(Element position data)

▼

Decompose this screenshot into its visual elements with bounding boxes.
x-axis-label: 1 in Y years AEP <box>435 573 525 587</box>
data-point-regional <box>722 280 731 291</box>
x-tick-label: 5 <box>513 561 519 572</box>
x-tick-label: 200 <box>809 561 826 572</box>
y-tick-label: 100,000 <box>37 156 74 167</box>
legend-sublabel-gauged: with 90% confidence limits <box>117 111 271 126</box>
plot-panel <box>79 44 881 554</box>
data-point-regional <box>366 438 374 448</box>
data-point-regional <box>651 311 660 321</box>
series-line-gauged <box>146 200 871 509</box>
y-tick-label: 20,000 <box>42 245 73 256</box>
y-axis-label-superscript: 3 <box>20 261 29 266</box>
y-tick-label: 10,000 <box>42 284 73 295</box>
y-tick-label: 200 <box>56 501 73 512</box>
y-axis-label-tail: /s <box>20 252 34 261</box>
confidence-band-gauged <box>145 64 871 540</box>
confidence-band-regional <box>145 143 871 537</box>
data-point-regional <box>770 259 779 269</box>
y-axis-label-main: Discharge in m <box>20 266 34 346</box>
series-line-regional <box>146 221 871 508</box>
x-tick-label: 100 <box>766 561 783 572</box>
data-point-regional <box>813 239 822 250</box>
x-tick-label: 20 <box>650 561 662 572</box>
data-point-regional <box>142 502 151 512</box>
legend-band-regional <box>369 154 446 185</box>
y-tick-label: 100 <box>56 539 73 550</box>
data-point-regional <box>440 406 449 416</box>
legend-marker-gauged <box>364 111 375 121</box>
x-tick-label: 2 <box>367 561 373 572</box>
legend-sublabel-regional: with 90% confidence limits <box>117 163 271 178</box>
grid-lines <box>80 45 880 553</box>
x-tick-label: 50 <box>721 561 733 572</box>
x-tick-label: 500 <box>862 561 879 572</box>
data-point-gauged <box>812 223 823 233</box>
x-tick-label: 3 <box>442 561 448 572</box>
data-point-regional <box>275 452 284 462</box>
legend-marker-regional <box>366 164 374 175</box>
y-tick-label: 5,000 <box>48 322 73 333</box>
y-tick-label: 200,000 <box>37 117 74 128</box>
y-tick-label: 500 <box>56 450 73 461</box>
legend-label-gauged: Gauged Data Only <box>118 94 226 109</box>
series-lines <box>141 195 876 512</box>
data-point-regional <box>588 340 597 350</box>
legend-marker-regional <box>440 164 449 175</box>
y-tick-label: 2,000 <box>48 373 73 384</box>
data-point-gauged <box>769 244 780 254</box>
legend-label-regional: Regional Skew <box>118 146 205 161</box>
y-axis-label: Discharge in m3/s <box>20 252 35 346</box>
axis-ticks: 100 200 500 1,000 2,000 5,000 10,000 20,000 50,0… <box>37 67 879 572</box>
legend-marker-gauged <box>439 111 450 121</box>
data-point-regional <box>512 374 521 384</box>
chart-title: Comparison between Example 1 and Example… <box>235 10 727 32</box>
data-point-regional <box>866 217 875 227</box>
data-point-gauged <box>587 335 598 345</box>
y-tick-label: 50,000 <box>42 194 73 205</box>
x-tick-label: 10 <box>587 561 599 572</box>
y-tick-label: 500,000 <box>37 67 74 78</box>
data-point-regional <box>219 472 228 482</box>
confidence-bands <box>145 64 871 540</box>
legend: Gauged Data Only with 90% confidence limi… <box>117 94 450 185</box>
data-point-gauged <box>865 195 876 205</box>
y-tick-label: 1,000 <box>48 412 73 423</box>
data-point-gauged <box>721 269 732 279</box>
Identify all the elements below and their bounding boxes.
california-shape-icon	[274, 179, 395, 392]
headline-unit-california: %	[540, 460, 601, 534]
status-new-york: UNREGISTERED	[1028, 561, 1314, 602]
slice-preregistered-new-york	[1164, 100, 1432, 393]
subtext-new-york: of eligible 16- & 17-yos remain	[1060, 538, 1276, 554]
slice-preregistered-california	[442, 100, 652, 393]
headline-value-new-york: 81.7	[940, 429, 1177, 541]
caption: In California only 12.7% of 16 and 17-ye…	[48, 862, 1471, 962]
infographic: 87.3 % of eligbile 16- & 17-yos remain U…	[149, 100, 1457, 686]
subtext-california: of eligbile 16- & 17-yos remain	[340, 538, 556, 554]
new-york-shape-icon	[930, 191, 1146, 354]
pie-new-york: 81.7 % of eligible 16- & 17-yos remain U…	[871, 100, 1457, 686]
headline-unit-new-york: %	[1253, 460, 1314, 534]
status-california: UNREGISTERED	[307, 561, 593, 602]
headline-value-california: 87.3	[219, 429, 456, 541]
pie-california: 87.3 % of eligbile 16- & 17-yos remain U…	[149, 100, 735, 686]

▲

### Directions for this task
Quote all of the items above verbatim, keeping every line and its coordinates unchanged.

### Exercise answer
Decompose this screenshot into its visual elements with bounding boxes.
x-axis-label: 1 in Y years AEP <box>435 573 525 587</box>
data-point-regional <box>722 280 731 291</box>
x-tick-label: 5 <box>513 561 519 572</box>
x-tick-label: 200 <box>809 561 826 572</box>
y-tick-label: 100,000 <box>37 156 74 167</box>
legend-sublabel-gauged: with 90% confidence limits <box>117 111 271 126</box>
plot-panel <box>79 44 881 554</box>
data-point-regional <box>366 438 374 448</box>
data-point-regional <box>651 311 660 321</box>
series-line-gauged <box>146 200 871 509</box>
y-tick-label: 20,000 <box>42 245 73 256</box>
y-axis-label-superscript: 3 <box>20 261 29 266</box>
y-tick-label: 10,000 <box>42 284 73 295</box>
y-tick-label: 200 <box>56 501 73 512</box>
y-axis-label-tail: /s <box>20 252 34 261</box>
confidence-band-gauged <box>145 64 871 540</box>
confidence-band-regional <box>145 143 871 537</box>
data-point-regional <box>770 259 779 269</box>
y-axis-label-main: Discharge in m <box>20 266 34 346</box>
series-line-regional <box>146 221 871 508</box>
x-tick-label: 100 <box>766 561 783 572</box>
data-point-regional <box>813 239 822 250</box>
x-tick-label: 20 <box>650 561 662 572</box>
data-point-regional <box>142 502 151 512</box>
legend-band-regional <box>369 154 446 185</box>
y-tick-label: 100 <box>56 539 73 550</box>
data-point-regional <box>440 406 449 416</box>
legend-marker-gauged <box>364 111 375 121</box>
x-tick-label: 2 <box>367 561 373 572</box>
legend-sublabel-regional: with 90% confidence limits <box>117 163 271 178</box>
grid-lines <box>80 45 880 553</box>
x-tick-label: 50 <box>721 561 733 572</box>
x-tick-label: 500 <box>862 561 879 572</box>
data-point-gauged <box>812 223 823 233</box>
x-tick-label: 3 <box>442 561 448 572</box>
data-point-regional <box>275 452 284 462</box>
legend-marker-regional <box>366 164 374 175</box>
y-tick-label: 5,000 <box>48 322 73 333</box>
y-tick-label: 200,000 <box>37 117 74 128</box>
y-tick-label: 500 <box>56 450 73 461</box>
legend-label-gauged: Gauged Data Only <box>118 94 226 109</box>
series-lines <box>141 195 876 512</box>
data-point-regional <box>588 340 597 350</box>
legend-marker-regional <box>440 164 449 175</box>
y-tick-label: 2,000 <box>48 373 73 384</box>
data-point-gauged <box>769 244 780 254</box>
legend-label-regional: Regional Skew <box>118 146 205 161</box>
y-axis-label: Discharge in m3/s <box>20 252 35 346</box>
axis-ticks: 100 200 500 1,000 2,000 5,000 10,000 20,000 50,0… <box>37 67 879 572</box>
legend-marker-gauged <box>439 111 450 121</box>
data-point-regional <box>512 374 521 384</box>
chart-title: Comparison between Example 1 and Example… <box>235 10 727 32</box>
data-point-regional <box>866 217 875 227</box>
data-point-gauged <box>587 335 598 345</box>
y-tick-label: 50,000 <box>42 194 73 205</box>
x-tick-label: 10 <box>587 561 599 572</box>
y-tick-label: 500,000 <box>37 67 74 78</box>
data-point-regional <box>219 472 228 482</box>
confidence-bands <box>145 64 871 540</box>
legend: Gauged Data Only with 90% confidence limi… <box>117 94 450 185</box>
data-point-gauged <box>865 195 876 205</box>
y-tick-label: 1,000 <box>48 412 73 423</box>
data-point-gauged <box>721 269 732 279</box>
Identify all the elements below and their bounding boxes.
california-shape-icon	[274, 179, 395, 392]
headline-unit-california: %	[540, 460, 601, 534]
status-new-york: UNREGISTERED	[1028, 561, 1314, 602]
slice-preregistered-new-york	[1164, 100, 1432, 393]
subtext-new-york: of eligible 16- & 17-yos remain	[1060, 538, 1276, 554]
slice-preregistered-california	[442, 100, 652, 393]
headline-value-new-york: 81.7	[940, 429, 1177, 541]
caption: In California only 12.7% of 16 and 17-ye…	[48, 862, 1471, 962]
infographic: 87.3 % of eligbile 16- & 17-yos remain U…	[149, 100, 1457, 686]
subtext-california: of eligbile 16- & 17-yos remain	[340, 538, 556, 554]
new-york-shape-icon	[930, 191, 1146, 354]
pie-new-york: 81.7 % of eligible 16- & 17-yos remain U…	[871, 100, 1457, 686]
headline-unit-new-york: %	[1253, 460, 1314, 534]
status-california: UNREGISTERED	[307, 561, 593, 602]
headline-value-california: 87.3	[219, 429, 456, 541]
pie-california: 87.3 % of eligbile 16- & 17-yos remain U…	[149, 100, 735, 686]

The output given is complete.